*** DATA PROVIDED
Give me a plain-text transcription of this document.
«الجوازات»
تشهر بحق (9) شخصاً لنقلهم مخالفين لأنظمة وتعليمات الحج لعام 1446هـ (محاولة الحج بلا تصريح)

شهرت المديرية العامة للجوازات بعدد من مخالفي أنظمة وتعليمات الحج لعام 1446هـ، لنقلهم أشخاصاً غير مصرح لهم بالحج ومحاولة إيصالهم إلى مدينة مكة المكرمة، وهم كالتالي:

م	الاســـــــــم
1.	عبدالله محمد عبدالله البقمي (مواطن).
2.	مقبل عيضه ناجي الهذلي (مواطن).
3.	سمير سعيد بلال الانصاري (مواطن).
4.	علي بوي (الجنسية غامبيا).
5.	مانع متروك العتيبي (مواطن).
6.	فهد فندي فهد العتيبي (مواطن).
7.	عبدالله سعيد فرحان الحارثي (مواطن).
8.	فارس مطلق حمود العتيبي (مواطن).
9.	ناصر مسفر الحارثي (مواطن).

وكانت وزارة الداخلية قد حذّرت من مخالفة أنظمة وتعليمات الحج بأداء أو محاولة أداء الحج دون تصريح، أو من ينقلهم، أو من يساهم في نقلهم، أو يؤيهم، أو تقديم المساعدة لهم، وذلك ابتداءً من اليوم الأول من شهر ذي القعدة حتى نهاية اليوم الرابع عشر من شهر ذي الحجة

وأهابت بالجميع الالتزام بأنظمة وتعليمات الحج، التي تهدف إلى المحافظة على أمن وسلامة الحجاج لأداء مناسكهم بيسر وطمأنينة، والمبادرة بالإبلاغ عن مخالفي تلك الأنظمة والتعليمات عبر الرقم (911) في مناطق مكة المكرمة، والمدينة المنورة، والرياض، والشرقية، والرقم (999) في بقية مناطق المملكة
******
- _WORK INSTRUCTIONS_
Copy, from the material, each line that holds the string "سعيد".

- _EXERCISE RESPONSE_
3.	سمير سعيد بلال الانصاري (مواطن).
7.	عبدالله سعيد فرحان الحارثي (مواطن).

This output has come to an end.